## WHAT NEEDS TO BE DONE
Every record that follows must be duplicated exactly, with images left out.

— begin —

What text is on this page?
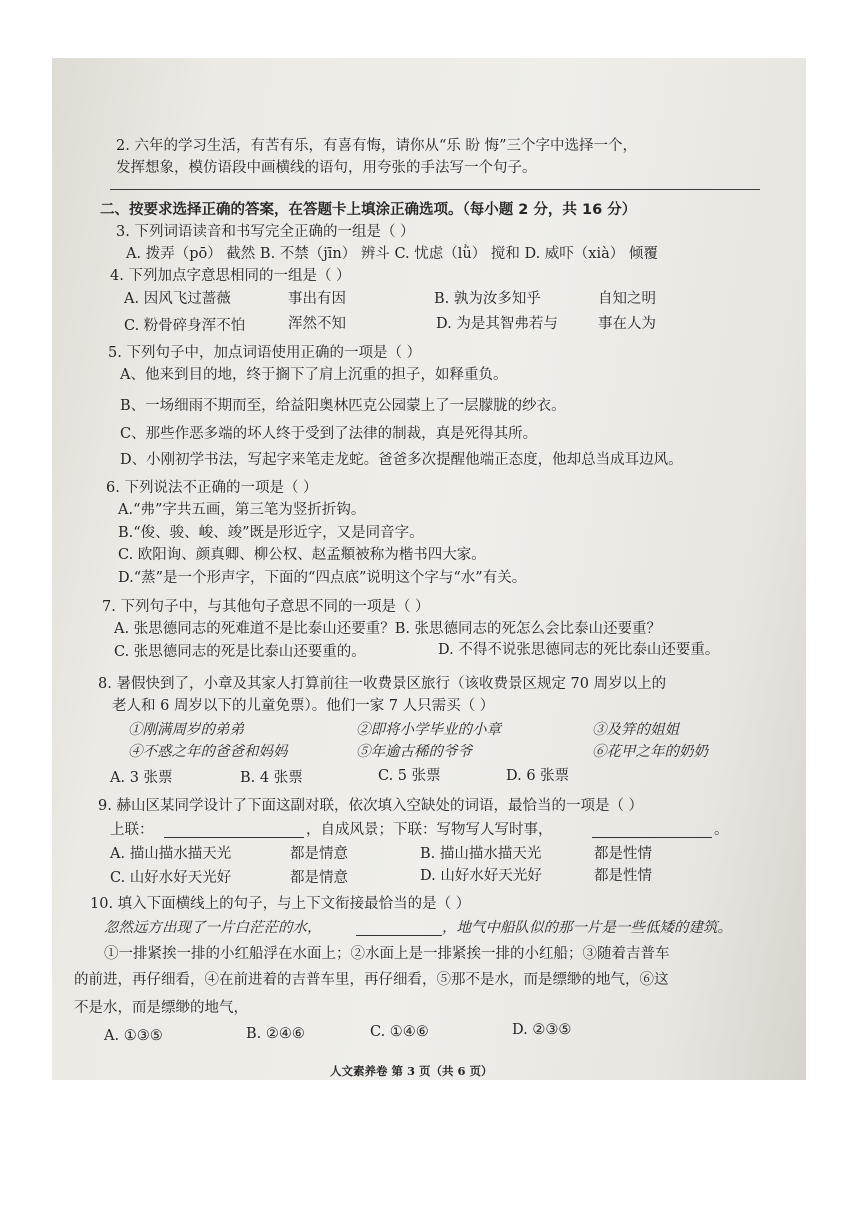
2. 六年的学习生活，有苦有乐，有喜有悔，请你从“乐 盼 悔”三个字中选择一个，
发挥想象，模仿语段中画横线的语句，用夸张的手法写一个句子。
二、按要求选择正确的答案，在答题卡上填涂正确选项。（每小题 2 分，共 16 分）
3. 下列词语读音和书写完全正确的一组是（ ）
A. 拨弄（pō） 截然 B. 不禁（jīn） 辨斗 C. 忧虑（lǜ） 搅和 D. 威吓（xià） 倾覆
4. 下列加点字意思相同的一组是（ ）
A. 因风飞过蔷薇	事出有因	B. 孰为汝多知乎	自知之明
C. 粉骨碎身浑不怕	浑然不知	D. 为是其智弗若与	事在人为
5. 下列句子中，加点词语使用正确的一项是（ ）
A、他来到目的地，终于搁下了肩上沉重的担子，如释重负。
B、一场细雨不期而至，给益阳奥林匹克公园蒙上了一层朦胧的纱衣。
C、那些作恶多端的坏人终于受到了法律的制裁，真是死得其所。
D、小刚初学书法，写起字来笔走龙蛇。爸爸多次提醒他端正态度，他却总当成耳边风。
6. 下列说法不正确的一项是（ ）
A.“弗”字共五画，第三笔为竖折折钩。
B.“俊、骏、峻、竣”既是形近字，又是同音字。
C. 欧阳询、颜真卿、柳公权、赵孟頫被称为楷书四大家。
D.“蒸”是一个形声字，下面的“四点底”说明这个字与“水”有关。
7. 下列句子中，与其他句子意思不同的一项是（ ）
A. 张思德同志的死难道不是比泰山还要重？B. 张思德同志的死怎么会比泰山还要重？
C. 张思德同志的死是比泰山还要重的。	D. 不得不说张思德同志的死比泰山还要重。
8. 暑假快到了，小章及其家人打算前往一收费景区旅行（该收费景区规定 70 周岁以上的
老人和 6 周岁以下的儿童免票）。他们一家 7 人只需买（ ）
①刚满周岁的弟弟	②即将小学毕业的小章	③及笄的姐姐
④不惑之年的爸爸和妈妈	⑤年逾古稀的爷爷	⑥花甲之年的奶奶
A. 3 张票	B. 4 张票	C. 5 张票	D. 6 张票
9. 赫山区某同学设计了下面这副对联，依次填入空缺处的词语，最恰当的一项是（ ）
上联：	，自成风景；下联：写物写人写时事，	。
A. 描山描水描天光	都是情意	B. 描山描水描天光	都是性情
C. 山好水好天光好	都是情意	D. 山好水好天光好	都是性情
10. 填入下面横线上的句子，与上下文衔接最恰当的是（ ）
忽然远方出现了一片白茫茫的水，	，地气中船队似的那一片是一些低矮的建筑。
①一排紧挨一排的小红船浮在水面上；②水面上是一排紧挨一排的小红船；③随着吉普车
的前进，再仔细看，④在前进着的吉普车里，再仔细看，⑤那不是水，而是缥缈的地气，⑥这
不是水，而是缥缈的地气，
A. ①③⑤	B. ②④⑥	C. ①④⑥	D. ②③⑤
人文素养卷 第 3 页（共 6 页）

— end —

## RESULT
What text is on this page?
2. 六年的学习生活，有苦有乐，有喜有悔，请你从“乐 盼 悔”三个字中选择一个，
发挥想象，模仿语段中画横线的语句，用夸张的手法写一个句子。
二、按要求选择正确的答案，在答题卡上填涂正确选项。（每小题 2 分，共 16 分）
3. 下列词语读音和书写完全正确的一组是（ ）
A. 拨弄（pō） 截然 B. 不禁（jīn） 辨斗 C. 忧虑（lǜ） 搅和 D. 威吓（xià） 倾覆
4. 下列加点字意思相同的一组是（ ）
A. 因风飞过蔷薇	事出有因	B. 孰为汝多知乎	自知之明
C. 粉骨碎身浑不怕	浑然不知	D. 为是其智弗若与	事在人为
5. 下列句子中，加点词语使用正确的一项是（ ）
A、他来到目的地，终于搁下了肩上沉重的担子，如释重负。
B、一场细雨不期而至，给益阳奥林匹克公园蒙上了一层朦胧的纱衣。
C、那些作恶多端的坏人终于受到了法律的制裁，真是死得其所。
D、小刚初学书法，写起字来笔走龙蛇。爸爸多次提醒他端正态度，他却总当成耳边风。
6. 下列说法不正确的一项是（ ）
A.“弗”字共五画，第三笔为竖折折钩。
B.“俊、骏、峻、竣”既是形近字，又是同音字。
C. 欧阳询、颜真卿、柳公权、赵孟頫被称为楷书四大家。
D.“蒸”是一个形声字，下面的“四点底”说明这个字与“水”有关。
7. 下列句子中，与其他句子意思不同的一项是（ ）
A. 张思德同志的死难道不是比泰山还要重？B. 张思德同志的死怎么会比泰山还要重？
C. 张思德同志的死是比泰山还要重的。	D. 不得不说张思德同志的死比泰山还要重。
8. 暑假快到了，小章及其家人打算前往一收费景区旅行（该收费景区规定 70 周岁以上的
老人和 6 周岁以下的儿童免票）。他们一家 7 人只需买（ ）
①刚满周岁的弟弟	②即将小学毕业的小章	③及笄的姐姐
④不惑之年的爸爸和妈妈	⑤年逾古稀的爷爷	⑥花甲之年的奶奶
A. 3 张票	B. 4 张票	C. 5 张票	D. 6 张票
9. 赫山区某同学设计了下面这副对联，依次填入空缺处的词语，最恰当的一项是（ ）
上联：	，自成风景；下联：写物写人写时事，	。
A. 描山描水描天光	都是情意	B. 描山描水描天光	都是性情
C. 山好水好天光好	都是情意	D. 山好水好天光好	都是性情
10. 填入下面横线上的句子，与上下文衔接最恰当的是（ ）
忽然远方出现了一片白茫茫的水，	，地气中船队似的那一片是一些低矮的建筑。
①一排紧挨一排的小红船浮在水面上；②水面上是一排紧挨一排的小红船；③随着吉普车
的前进，再仔细看，④在前进着的吉普车里，再仔细看，⑤那不是水，而是缥缈的地气，⑥这
不是水，而是缥缈的地气，
A. ①③⑤	B. ②④⑥	C. ①④⑥	D. ②③⑤
人文素养卷 第 3 页（共 6 页）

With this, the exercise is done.